** start **
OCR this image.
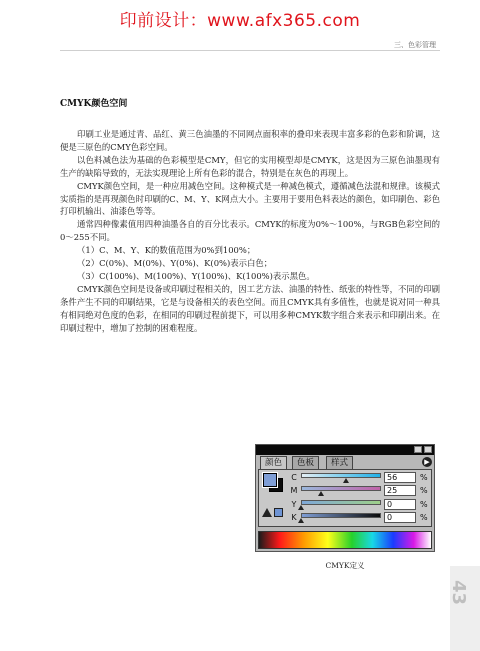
印前设计：www.afx365.com
三、色彩管理
CMYK颜色空间

印刷工业是通过青、品红、黄三色油墨的不同网点面积率的叠印来表现丰富多彩的色彩和阶调，这便是三原色的CMY色彩空间。

以色料减色法为基础的色彩模型是CMY，但它的实用模型却是CMYK，这是因为三原色油墨现有生产的缺陷导致的，无法实现理论上所有色彩的混合，特别是在灰色的再现上。

CMYK颜色空间，是一种应用减色空间。这种模式是一种减色模式，遵循减色法混和规律。该模式实质指的是再现颜色时印刷的C、M、Y、K网点大小。主要用于要用色料表达的颜色，如印刷色、彩色打印机输出、油漆色等等。

通常四种像素值用四种油墨各自的百分比表示。CMYK的标度为0%～100%，与RGB色彩空间的0～255不同。

（1）C、M、Y、K的数值范围为0%到100%；

（2）C(0%)、M(0%)、Y(0%)、K(0%)表示白色；

（3）C(100%)、M(100%)、Y(100%)、K(100%)表示黑色。

CMYK颜色空间是设备或印刷过程相关的，因工艺方法、油墨的特性、纸张的特性等，不同的印刷条件产生不同的印刷结果，它是与设备相关的表色空间。而且CMYK具有多值性，也就是说对同一种具有相同绝对色度的色彩，在相同的印刷过程前提下，可以用多种CMYK数字组合来表示和印刷出来。在印刷过程中，增加了控制的困难程度。

颜色	色板	样式	▶
C	56	%
M	25	%
Y	0	%
K	0	%
CMYK定义
43
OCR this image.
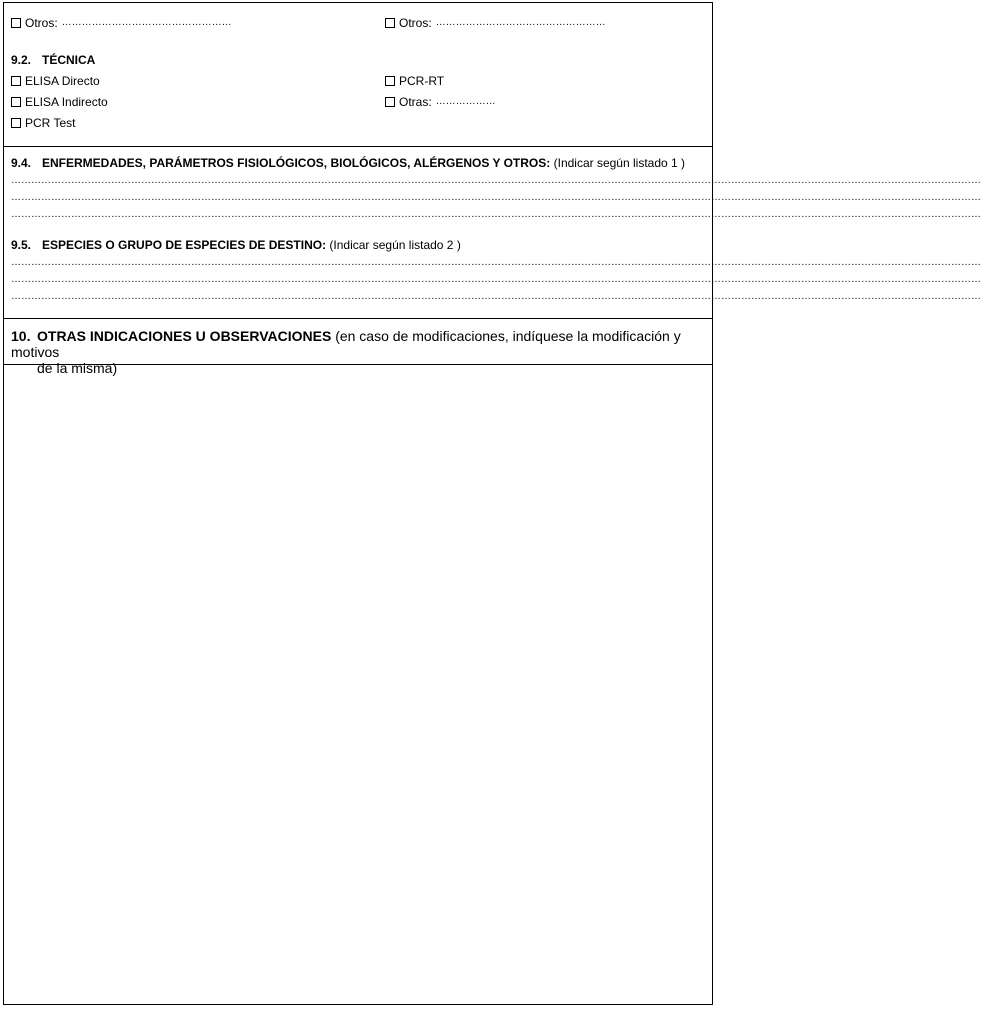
Otros: ……………………………………………	Otros: ……………………………………………
9.2. TÉCNICA
ELISA Directo
ELISA Indirecto
PCR Test
PCR-RT
Otras: ………………
9.4. ENFERMEDADES, PARÁMETROS FISIOLÓGICOS, BIOLÓGICOS, ALÉRGENOS Y OTROS: (Indicar según listado 1 )
…………………………………………………………………………………………………………………………………………………………………………………………………………………………………………………………………
…………………………………………………………………………………………………………………………………………………………………………………………………………………………………………………………………
…………………………………………………………………………………………………………………………………………………………………………………………………………………………………………………………………
9.5. ESPECIES O GRUPO DE ESPECIES DE DESTINO: (Indicar según listado 2 )
…………………………………………………………………………………………………………………………………………………………………………………………………………………………………………………………………
…………………………………………………………………………………………………………………………………………………………………………………………………………………………………………………………………
…………………………………………………………………………………………………………………………………………………………………………………………………………………………………………………………………
10. OTRAS INDICACIONES U OBSERVACIONES (en caso de modificaciones, indíquese la modificación y motivos
de la misma)
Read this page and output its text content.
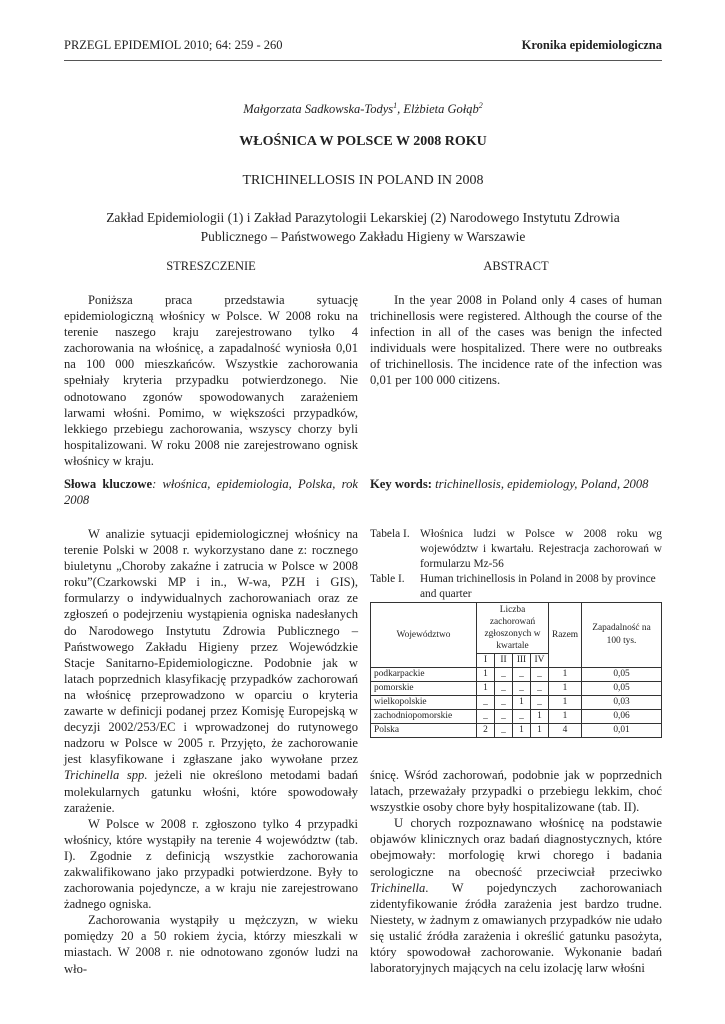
PRZEGL EPIDEMIOL 2010; 64: 259 - 260	Kronika epidemiologiczna
Małgorzata Sadkowska-Todys$^1$, Elżbieta Gołąb$^2$
WŁOŚNICA W POLSCE W 2008 ROKU
TRICHINELLOSIS IN POLAND IN 2008
Zakład Epidemiologii (1) i Zakład Parazytologii Lekarskiej (2) Narodowego Instytutu Zdrowia
Publicznego – Państwowego Zakładu Higieny w Warszawie
STRESZCZENIE	ABSTRACT

Poniższa praca przedstawia sytuację epidemiologiczną włośnicy w Polsce. W 2008 roku na terenie naszego kraju zarejestrowano tylko 4 zachorowania na włośnicę, a zapadalność wyniosła 0,01 na 100 000 mieszkańców. Wszystkie zachorowania spełniały kryteria przypadku potwierdzonego. Nie odnotowano zgonów spowodowanych zarażeniem larwami włośni. Pomimo, w większości przypadków, lekkiego przebiegu zachorowania, wszyscy chorzy byli hospitalizowani. W roku 2008 nie zarejestrowano ognisk włośnicy w kraju.

Słowa kluczowe: włośnica, epidemiologia, Polska, rok 2008

In the year 2008 in Poland only 4 cases of human trichinellosis were registered. Although the course of the infection in all of the cases was benign the infected individuals were hospitalized. There were no outbreaks of trichinellosis. The incidence rate of the infection was 0,01 per 100 000 citizens.

Key words: trichinellosis, epidemiology, Poland, 2008

W analizie sytuacji epidemiologicznej włośnicy na terenie Polski w 2008 r. wykorzystano dane z: rocznego biuletynu „Choroby zakaźne i zatrucia w Polsce w 2008 roku”(Czarkowski MP i in., W-wa, PZH i GIS), formularzy o indywidualnych zachorowaniach oraz ze zgłoszeń o podejrzeniu wystąpienia ogniska nadesłanych do Narodowego Instytutu Zdrowia Publicznego – Państwowego Zakładu Higieny przez Wojewódzkie Stacje Sanitarno-Epidemiologiczne. Podobnie jak w latach poprzednich klasyfikację przypadków zachorowań na włośnicę przeprowadzono w oparciu o kryteria zawarte w definicji podanej przez Komisję Europejską w decyzji 2002/253/EC i wprowadzonej do rutynowego nadzoru w Polsce w 2005 r. Przyjęto, że zachorowanie jest klasyfikowane i zgłaszane jako wywołane przez Trichinella spp. jeżeli nie określono metodami badań molekularnych gatunku włośni, które spowodowały zarażenie.

W Polsce w 2008 r. zgłoszono tylko 4 przypadki włośnicy, które wystąpiły na terenie 4 województw (tab. I). Zgodnie z definicją wszystkie zachorowania zakwalifikowano jako przypadki potwierdzone. Były to zachorowania pojedyncze, a w kraju nie zarejestrowano żadnego ogniska.

Zachorowania wystąpiły u mężczyzn, w wieku pomiędzy 20 a 50 rokiem życia, którzy mieszkali w miastach. W 2008 r. nie odnotowano zgonów ludzi na wło-

Tabela I. Włośnica ludzi w Polsce w 2008 roku wg województw i kwartału. Rejestracja zachorowań w formularzu Mz-56
Table I.	Human trichinellosis in Poland in 2008 by province and quarter
Województwo	Liczba zachorowań zgłoszonych w kwartale				Razem	Zapadalność na 100 tys.
	I	II	III	IV		
podkarpackie	1	_	_	_	1	0,05
pomorskie	1	_	_	_	1	0,05
wielkopolskie	_	_	1	_	1	0,03
zachodniopomorskie	_	_	_	1	1	0,06
Polska	2	_	1	1	4	0,01

śnicę. Wśród zachorowań, podobnie jak w poprzednich latach, przeważały przypadki o przebiegu lekkim, choć wszystkie osoby chore były hospitalizowane (tab. II).

U chorych rozpoznawano włośnicę na podstawie objawów klinicznych oraz badań diagnostycznych, które obejmowały: morfologię krwi chorego i badania serologiczne na obecność przeciwciał przeciwko Trichinella. W pojedynczych zachorowaniach zidentyfikowanie źródła zarażenia jest bardzo trudne. Niestety, w żadnym z omawianych przypadków nie udało się ustalić źródła zarażenia i określić gatunku pasożyta, który spowodował zachorowanie. Wykonanie badań laboratoryjnych mających na celu izolację larw włośni
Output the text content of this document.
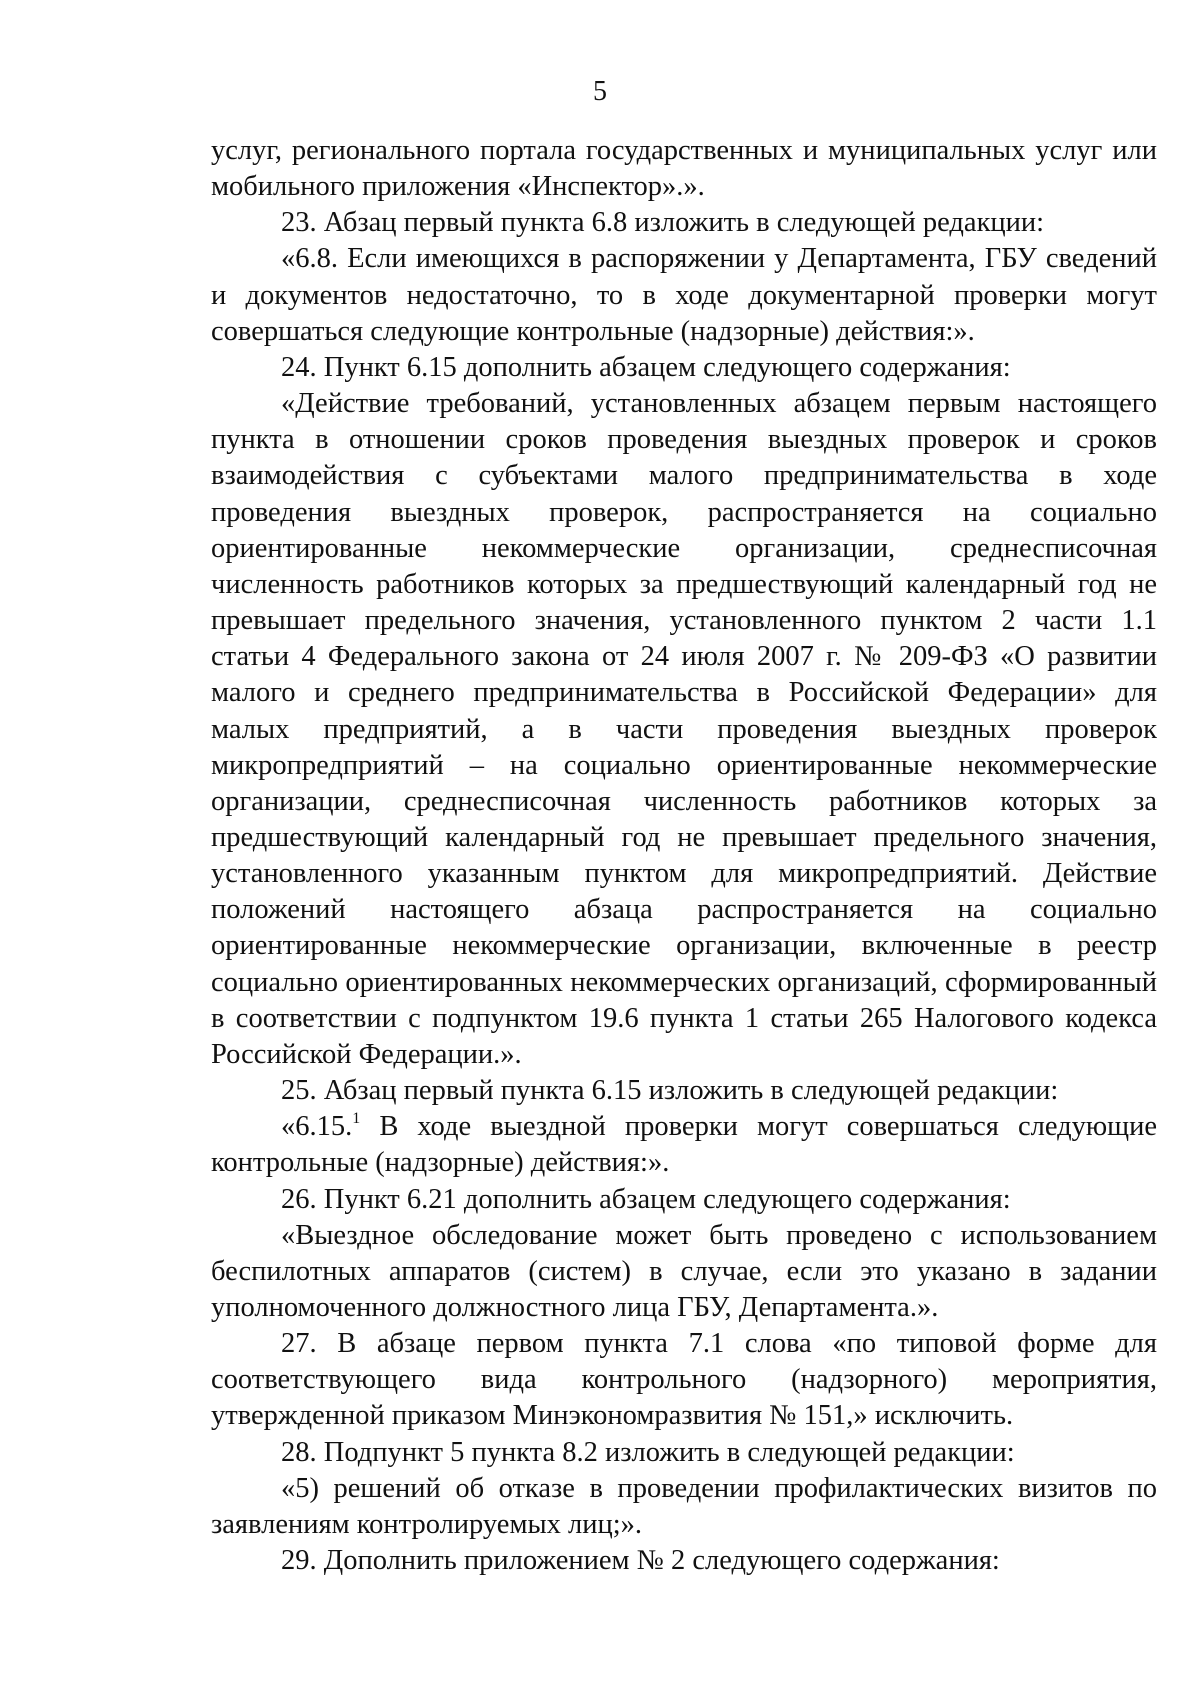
5

услуг, регионального портала государственных и муниципальных услуг или мобильного приложения «Инспектор».».

23. Абзац первый пункта 6.8 изложить в следующей редакции:

«6.8. Если имеющихся в распоряжении у Департамента, ГБУ сведений и документов недостаточно, то в ходе документарной проверки могут совершаться следующие контрольные (надзорные) действия:».

24. Пункт 6.15 дополнить абзацем следующего содержания:

«Действие требований, установленных абзацем первым настоящего пункта в отношении сроков проведения выездных проверок и сроков взаимодействия с субъектами малого предпринимательства в ходе проведения выездных проверок, распространяется на социально ориентированные некоммерческие организации, среднесписочная численность работников которых за предшествующий календарный год не превышает предельного значения, установленного пунктом 2 части 1.1 статьи 4 Федерального закона от 24 июля 2007 г. № 209-ФЗ «О развитии малого и среднего предпринимательства в Российской Федерации» для малых предприятий, а в части проведения выездных проверок микропредприятий – на социально ориентированные некоммерческие организации, среднесписочная численность работников которых за предшествующий календарный год не превышает предельного значения, установленного указанным пунктом для микропредприятий. Действие положений настоящего абзаца распространяется на социально ориентированные некоммерческие организации, включенные в реестр социально ориентированных некоммерческих организаций, сформированный в соответствии с подпунктом 19.6 пункта 1 статьи 265 Налогового кодекса Российской Федерации.».

25. Абзац первый пункта 6.15 изложить в следующей редакции:

«6.15.$^1$ В ходе выездной проверки могут совершаться следующие контрольные (надзорные) действия:».

26. Пункт 6.21 дополнить абзацем следующего содержания:

«Выездное обследование может быть проведено с использованием беспилотных аппаратов (систем) в случае, если это указано в задании уполномоченного должностного лица ГБУ, Департамента.».

27. В абзаце первом пункта 7.1 слова «по типовой форме для соответствующего вида контрольного (надзорного) мероприятия, утвержденной приказом Минэкономразвития № 151,» исключить.

28. Подпункт 5 пункта 8.2 изложить в следующей редакции:

«5) решений об отказе в проведении профилактических визитов по заявлениям контролируемых лиц;».

29. Дополнить приложением № 2 следующего содержания:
** end **
WHAT TO DO
Report only the number of lines that hold the string "Департамента" in this listing.

FINAL ANSWER
2